▶ **Required work**:
Pictures appear in the records below; write out everything else exactly.

▶ **Data supplied**:
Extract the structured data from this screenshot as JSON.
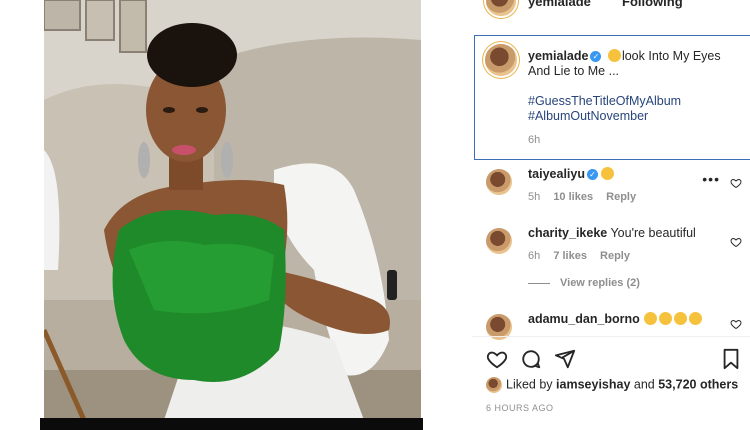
{
  "header": {
    "username": "yemialade",
    "follow_label": "Following"
  },
  "caption": {
    "username": "yemialade",
    "text": "look Into My Eyes And Lie to Me ...",
    "hashtags": [
      "#GuessTheTitleOfMyAlbum",
      "#AlbumOutNovember"
    ],
    "time": "6h"
  },
  "comments": [
    {
      "username": "taiyealiyu",
      "text": "",
      "time": "5h",
      "likes": "10 likes",
      "reply": "Reply"
    },
    {
      "username": "charity_ikeke",
      "text": "You're beautiful",
      "time": "6h",
      "likes": "7 likes",
      "reply": "Reply"
    },
    {
      "username": "adamu_dan_borno",
      "text": ""
    }
  ],
  "view_replies": "View replies (2)",
  "likes": {
    "prefix": "Liked by",
    "user": "iamseyishay",
    "and": "and",
    "count": "53,720 others"
  },
  "post_time": "6 HOURS AGO",
  "colors": {
    "accent": "#3897f0",
    "caption_border": "#3a6fb5",
    "hashtag": "#27457a",
    "muted": "#8e8e8e"
  }
}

▶ **Full response**:
Extract the structured data from this screenshot as JSON.
{
  "header": {
    "username": "yemialade",
    "follow_label": "Following"
  },
  "caption": {
    "username": "yemialade",
    "text": "look Into My Eyes And Lie to Me ...",
    "hashtags": [
      "#GuessTheTitleOfMyAlbum",
      "#AlbumOutNovember"
    ],
    "time": "6h"
  },
  "comments": [
    {
      "username": "taiyealiyu",
      "text": "",
      "time": "5h",
      "likes": "10 likes",
      "reply": "Reply"
    },
    {
      "username": "charity_ikeke",
      "text": "You're beautiful",
      "time": "6h",
      "likes": "7 likes",
      "reply": "Reply"
    },
    {
      "username": "adamu_dan_borno",
      "text": ""
    }
  ],
  "view_replies": "View replies (2)",
  "likes": {
    "prefix": "Liked by",
    "user": "iamseyishay",
    "and": "and",
    "count": "53,720 others"
  },
  "post_time": "6 HOURS AGO",
  "colors": {
    "accent": "#3897f0",
    "caption_border": "#3a6fb5",
    "hashtag": "#27457a",
    "muted": "#8e8e8e"
  }
}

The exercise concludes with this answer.